[PROVIDED PASSAGE]:
*****

Bilski et al v. Kappos (SCt 08-964)

Anyone with a lick of sense knew that Bilski wasn't going to get his patent claims granted. The only question was how the Supreme Court would frame denial. The most legally conservative approach was that Bilski claimed an abstract idea. To that all agreed. A more curmudgeonly approach favored by four Justices was that business methods were intrinsically unpatentable.

Justice Kennedy penned the 9-0 decision. Justice Kennedy was joined by Justices Roberts, Thomas and Alito in full. In dissents disguised as concurrence, Justices Stevens, Ginsburg, Breyer, and Sotomayor would have categorically rejected business methods as patentable subject matter. Justice Scalia sat on the fence in contented silence, agreeing with the majority conclusion, but not endorsing the edgy reasoning behind it.

From the syllabus, the 45 smash hit of an otherwise long-playing record -

(a) Section 101 specifies four independent categories of inventions or discoveries that are patent eligible: "process[es]," "machin[es],""manufactur[es]," and "composition[s] of matter." "In choosing such expansive terms, . . . Congress plainly contemplated that the patent laws would be given wide scope," Diamond v. Chakrabarty, 447 U. S. 303, 308, in order to ensure that " 'ingenuity should receive a liberal encouragement,' " id., at 308-309. This Court's precedents provide three specific exceptions to §101's broad principles: "laws of nature, physical phenomena, and abstract ideas." Id., at 309. While not required by the statutory text, these exceptions are consistent with the notion that a patentable process must be "new and useful." And, in any case, the exceptions have defined the statute's reach as a matter of statutory stare decisis going back 150 years. See Le Roy v. Tatham, 14 How. 156, 174. The §101 eligibility inquiry is only a threshold test. Even if a claimed invention qualifies in one of the four categories, it must also satisfy "the conditions and requirements of this title," §101(a), including novelty, see §102, nonobviousness, see §103, and a full and particular description, see §112. The invention at issue is claimed to be a "process," which §100(b) defines as a "process, art or method, and includes a new use of a known process, machine, manufacture, composition of matter, or material." Pp. 4-5.

*****

[WHAT TO PRODUCE]:
Answer these questions from the Bilski v. Kappos text:
1. Which Justice wrote the 9-0 decision?
2. How many categories of patent-eligible inventions does Section 101 specify?
3. Which case does the syllabus cite for the exceptions reaching back 150 years?
The material after this text comes from a separate source.

[COLLECTED DATA]:
*****

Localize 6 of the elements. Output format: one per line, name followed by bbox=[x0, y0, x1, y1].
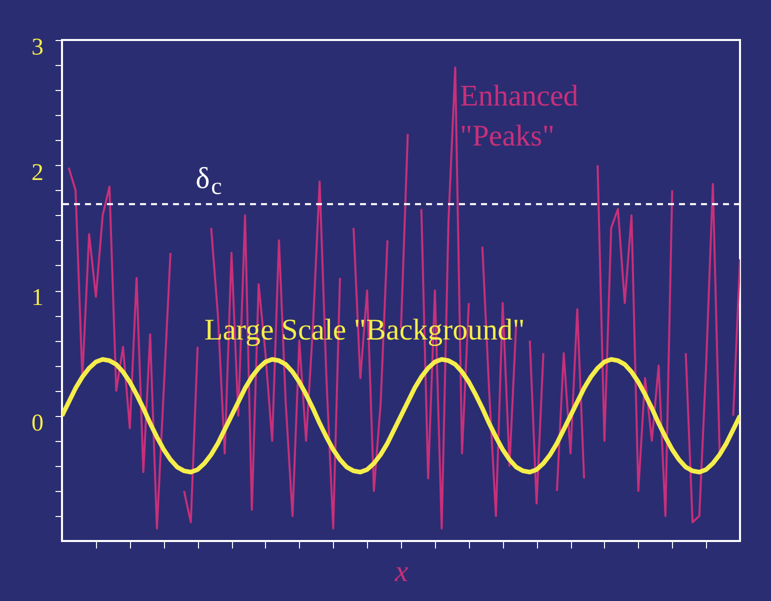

*****

[WORKED ANSWER]:
1. Justice Kennedy
2. Four
3. Le Roy v. Tatham